**TASK GOAL**
Your job is to retype all of the data word for word, leaving every image out.

▶

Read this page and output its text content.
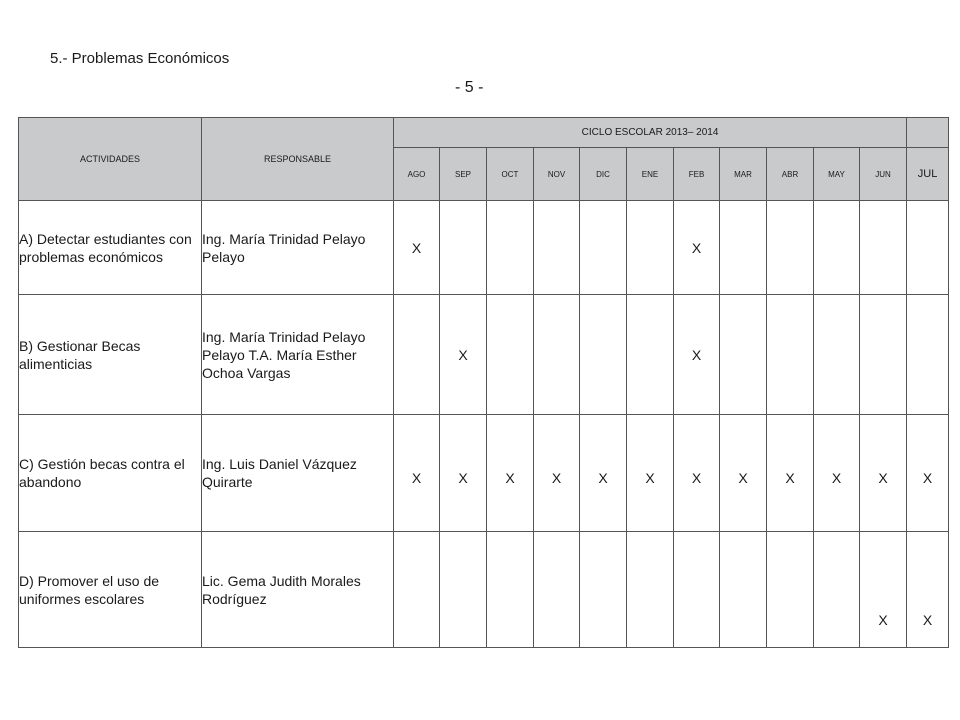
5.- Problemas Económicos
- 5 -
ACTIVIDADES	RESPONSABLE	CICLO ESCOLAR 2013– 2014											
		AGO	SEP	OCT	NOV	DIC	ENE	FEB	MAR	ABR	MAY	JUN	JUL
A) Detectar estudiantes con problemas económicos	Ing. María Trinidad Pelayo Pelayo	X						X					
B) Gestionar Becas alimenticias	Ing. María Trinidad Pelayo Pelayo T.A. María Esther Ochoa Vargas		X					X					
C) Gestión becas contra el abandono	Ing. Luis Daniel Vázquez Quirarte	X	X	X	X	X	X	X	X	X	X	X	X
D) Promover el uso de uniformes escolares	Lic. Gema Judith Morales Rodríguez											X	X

◀

**TASK SOLUTION**
Read this page and output its text content.
5.- Problemas Económicos
- 5 -
ACTIVIDADES	RESPONSABLE	CICLO ESCOLAR 2013– 2014											
		AGO	SEP	OCT	NOV	DIC	ENE	FEB	MAR	ABR	MAY	JUN	JUL
A) Detectar estudiantes con problemas económicos	Ing. María Trinidad Pelayo Pelayo	X						X					
B) Gestionar Becas alimenticias	Ing. María Trinidad Pelayo Pelayo T.A. María Esther Ochoa Vargas		X					X					
C) Gestión becas contra el abandono	Ing. Luis Daniel Vázquez Quirarte	X	X	X	X	X	X	X	X	X	X	X	X
D) Promover el uso de uniformes escolares	Lic. Gema Judith Morales Rodríguez											X	X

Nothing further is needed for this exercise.